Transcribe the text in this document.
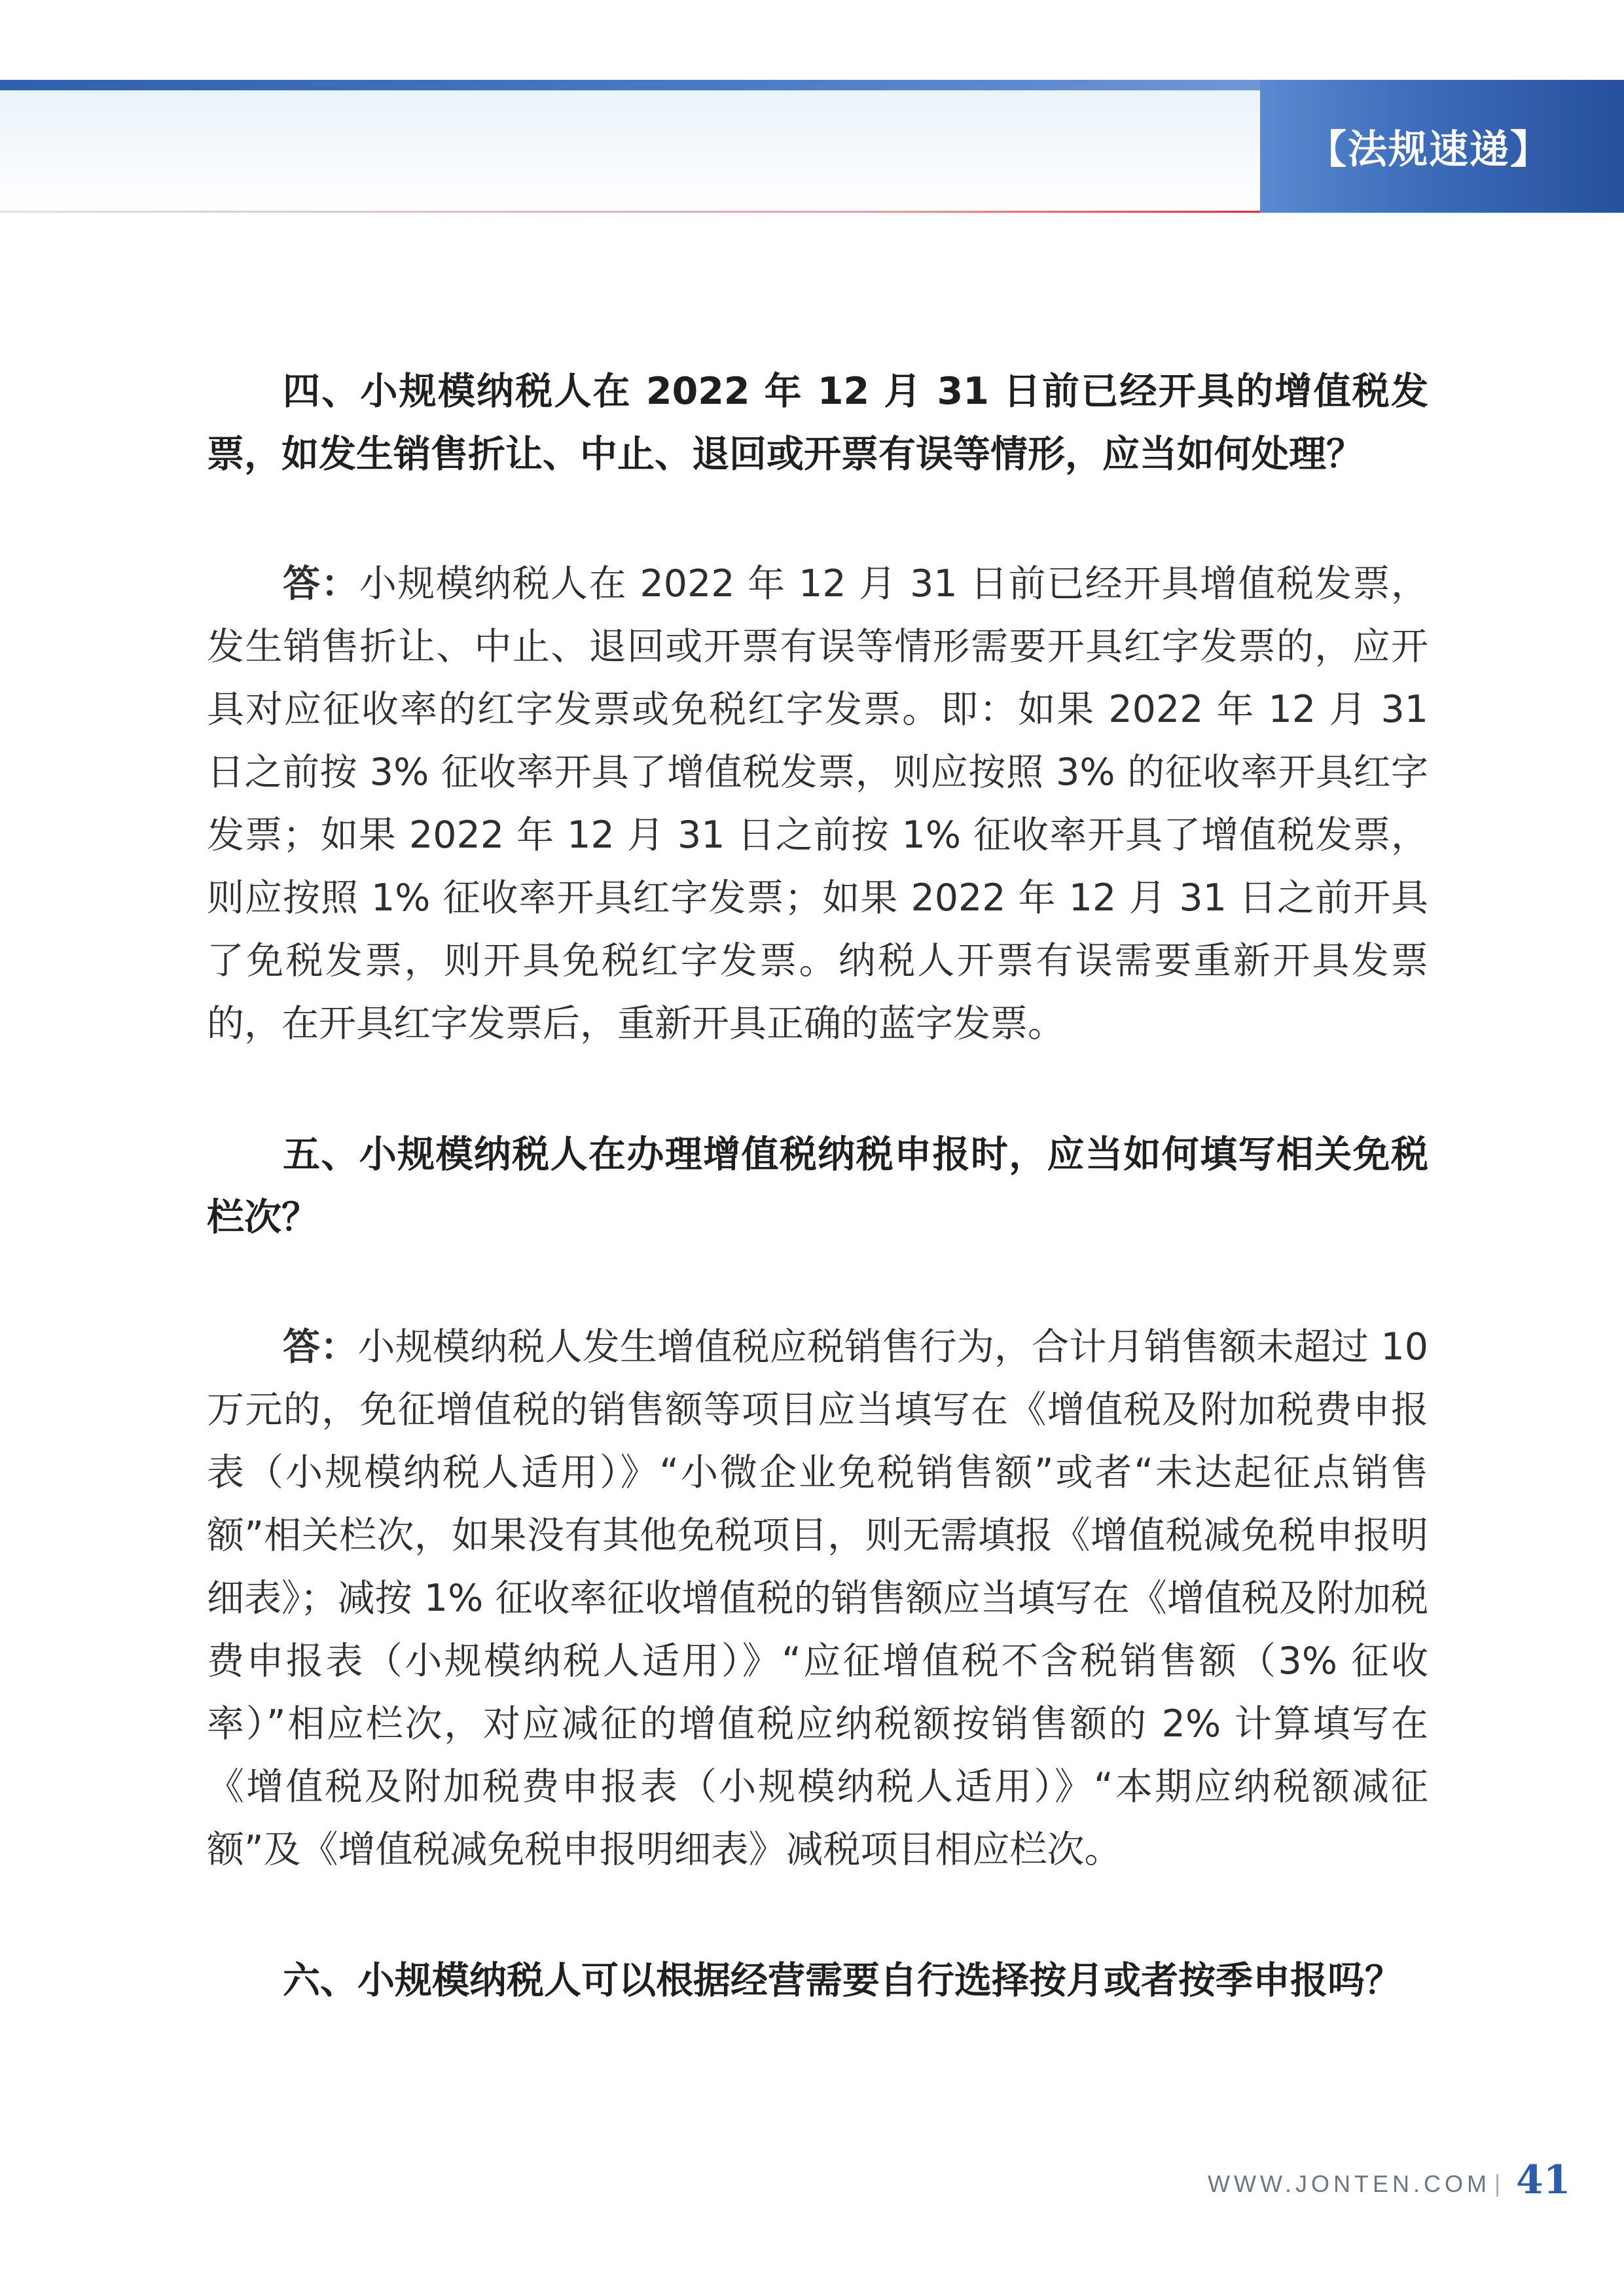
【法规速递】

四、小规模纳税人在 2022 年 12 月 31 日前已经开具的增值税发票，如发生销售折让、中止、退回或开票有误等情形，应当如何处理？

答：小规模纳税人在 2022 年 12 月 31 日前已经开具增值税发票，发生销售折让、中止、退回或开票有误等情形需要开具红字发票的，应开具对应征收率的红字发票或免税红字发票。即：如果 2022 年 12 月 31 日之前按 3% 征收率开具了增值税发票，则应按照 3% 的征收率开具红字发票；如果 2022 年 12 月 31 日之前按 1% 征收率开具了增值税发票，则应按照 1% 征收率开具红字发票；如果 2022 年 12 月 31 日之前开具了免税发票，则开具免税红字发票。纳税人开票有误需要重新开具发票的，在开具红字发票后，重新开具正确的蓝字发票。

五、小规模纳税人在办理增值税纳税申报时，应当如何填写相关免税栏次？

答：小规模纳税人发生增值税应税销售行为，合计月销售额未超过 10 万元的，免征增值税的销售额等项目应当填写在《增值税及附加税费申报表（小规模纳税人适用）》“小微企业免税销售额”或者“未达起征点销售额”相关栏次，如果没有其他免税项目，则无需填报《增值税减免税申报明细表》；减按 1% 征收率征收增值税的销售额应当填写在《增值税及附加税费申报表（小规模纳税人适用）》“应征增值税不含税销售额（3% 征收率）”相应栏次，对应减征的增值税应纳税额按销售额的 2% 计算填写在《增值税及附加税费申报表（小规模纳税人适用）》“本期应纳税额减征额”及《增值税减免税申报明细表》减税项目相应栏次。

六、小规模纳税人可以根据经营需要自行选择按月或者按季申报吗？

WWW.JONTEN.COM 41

^^^^^^^^

◆ DIRECTION ◆
All records above are to be printed exactly, minus the pictures they contain.

◆ REPLY ◆
Transcribe the text in this document.
【法规速递】

四、小规模纳税人在 2022 年 12 月 31 日前已经开具的增值税发票，如发生销售折让、中止、退回或开票有误等情形，应当如何处理？

答：小规模纳税人在 2022 年 12 月 31 日前已经开具增值税发票，发生销售折让、中止、退回或开票有误等情形需要开具红字发票的，应开具对应征收率的红字发票或免税红字发票。即：如果 2022 年 12 月 31 日之前按 3% 征收率开具了增值税发票，则应按照 3% 的征收率开具红字发票；如果 2022 年 12 月 31 日之前按 1% 征收率开具了增值税发票，则应按照 1% 征收率开具红字发票；如果 2022 年 12 月 31 日之前开具了免税发票，则开具免税红字发票。纳税人开票有误需要重新开具发票的，在开具红字发票后，重新开具正确的蓝字发票。

五、小规模纳税人在办理增值税纳税申报时，应当如何填写相关免税栏次？

答：小规模纳税人发生增值税应税销售行为，合计月销售额未超过 10 万元的，免征增值税的销售额等项目应当填写在《增值税及附加税费申报表（小规模纳税人适用）》“小微企业免税销售额”或者“未达起征点销售额”相关栏次，如果没有其他免税项目，则无需填报《增值税减免税申报明细表》；减按 1% 征收率征收增值税的销售额应当填写在《增值税及附加税费申报表（小规模纳税人适用）》“应征增值税不含税销售额（3% 征收率）”相应栏次，对应减征的增值税应纳税额按销售额的 2% 计算填写在《增值税及附加税费申报表（小规模纳税人适用）》“本期应纳税额减征额”及《增值税减免税申报明细表》减税项目相应栏次。

六、小规模纳税人可以根据经营需要自行选择按月或者按季申报吗？

WWW.JONTEN.COM 41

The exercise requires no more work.